# Supplied records
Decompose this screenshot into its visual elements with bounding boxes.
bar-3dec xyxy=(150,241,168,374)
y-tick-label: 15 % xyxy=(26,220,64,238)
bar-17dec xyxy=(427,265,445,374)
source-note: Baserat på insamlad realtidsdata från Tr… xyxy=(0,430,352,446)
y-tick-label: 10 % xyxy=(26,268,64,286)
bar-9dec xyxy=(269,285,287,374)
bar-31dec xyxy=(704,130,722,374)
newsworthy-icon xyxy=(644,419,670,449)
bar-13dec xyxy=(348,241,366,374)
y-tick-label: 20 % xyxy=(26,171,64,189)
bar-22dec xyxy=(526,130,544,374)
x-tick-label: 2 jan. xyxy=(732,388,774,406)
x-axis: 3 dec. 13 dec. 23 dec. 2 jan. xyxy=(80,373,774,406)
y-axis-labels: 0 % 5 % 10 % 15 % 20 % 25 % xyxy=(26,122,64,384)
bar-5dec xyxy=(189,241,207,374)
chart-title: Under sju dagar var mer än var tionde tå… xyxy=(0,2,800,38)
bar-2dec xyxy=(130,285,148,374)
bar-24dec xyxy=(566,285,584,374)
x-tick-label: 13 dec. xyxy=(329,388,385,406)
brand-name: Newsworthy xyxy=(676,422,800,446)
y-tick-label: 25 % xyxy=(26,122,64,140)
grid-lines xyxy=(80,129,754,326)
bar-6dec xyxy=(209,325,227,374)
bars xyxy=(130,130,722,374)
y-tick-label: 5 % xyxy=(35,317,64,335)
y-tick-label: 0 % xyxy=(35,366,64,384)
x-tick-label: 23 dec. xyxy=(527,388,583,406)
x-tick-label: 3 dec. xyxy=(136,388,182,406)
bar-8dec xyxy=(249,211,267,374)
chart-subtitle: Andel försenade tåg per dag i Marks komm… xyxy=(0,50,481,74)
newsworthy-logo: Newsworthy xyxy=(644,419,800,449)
--
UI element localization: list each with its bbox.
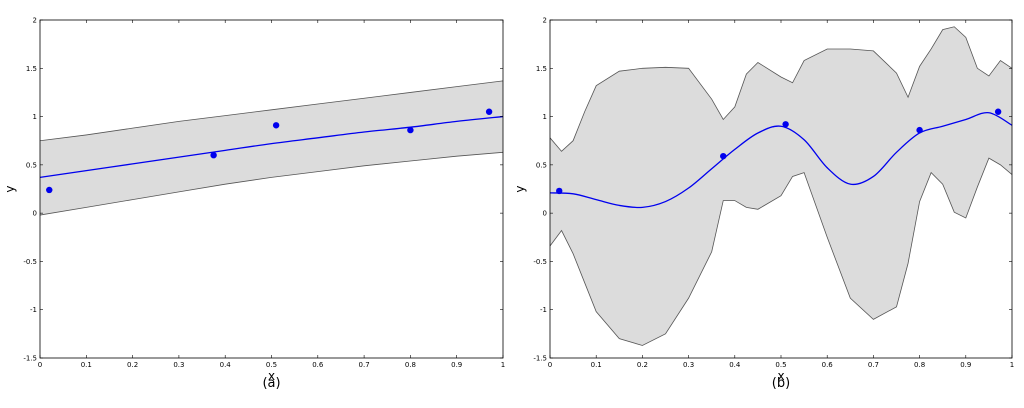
==
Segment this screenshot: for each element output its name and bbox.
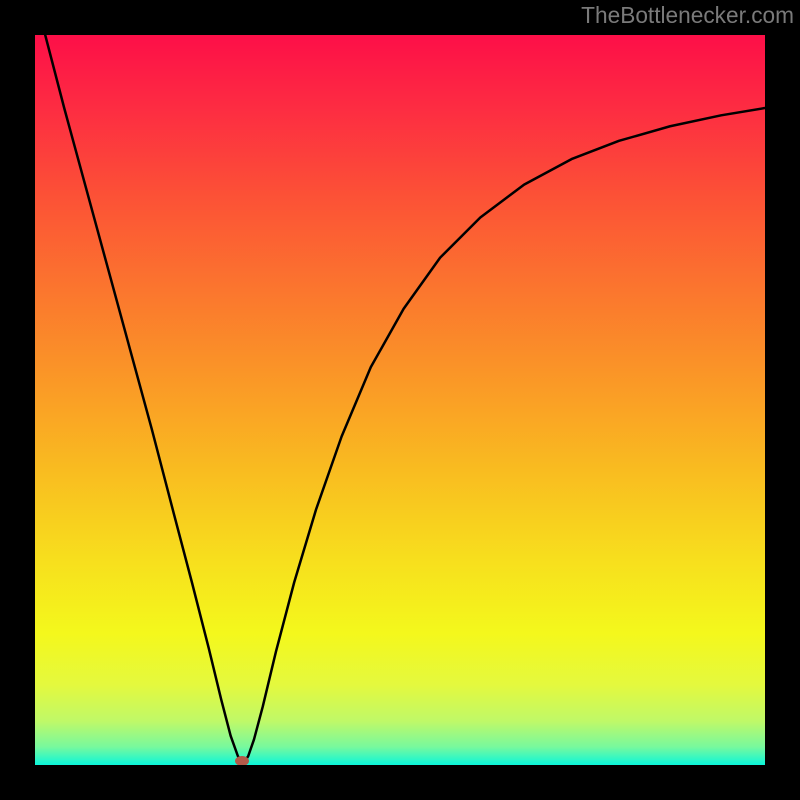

# What to do
Could you give everything in the material above, from the line containing "Decompose this screenshot" down to the line containing "x-tick-label: 13 dec. xyxy=(329,388,385,406)", both included, as a numbered list with any blank lines dropped?

# Solution below
1. Decompose this screenshot into its visual elements with bounding boxes.
2. bar-3dec xyxy=(150,241,168,374)
3. y-tick-label: 15 % xyxy=(26,220,64,238)
4. bar-17dec xyxy=(427,265,445,374)
5. source-note: Baserat på insamlad realtidsdata från Tr… xyxy=(0,430,352,446)
6. y-tick-label: 10 % xyxy=(26,268,64,286)
7. bar-9dec xyxy=(269,285,287,374)
8. bar-31dec xyxy=(704,130,722,374)
9. newsworthy-icon xyxy=(644,419,670,449)
10. bar-13dec xyxy=(348,241,366,374)
11. y-tick-label: 20 % xyxy=(26,171,64,189)
12. bar-22dec xyxy=(526,130,544,374)
13. x-tick-label: 2 jan. xyxy=(732,388,774,406)
14. x-axis: 3 dec. 13 dec. 23 dec. 2 jan. xyxy=(80,373,774,406)
15. y-axis-labels: 0 % 5 % 10 % 15 % 20 % 25 % xyxy=(26,122,64,384)
16. bar-5dec xyxy=(189,241,207,374)
17. chart-title: Under sju dagar var mer än var tionde tå… xyxy=(0,2,800,38)
18. bar-2dec xyxy=(130,285,148,374)
19. bar-24dec xyxy=(566,285,584,374)
20. x-tick-label: 13 dec. xyxy=(329,388,385,406)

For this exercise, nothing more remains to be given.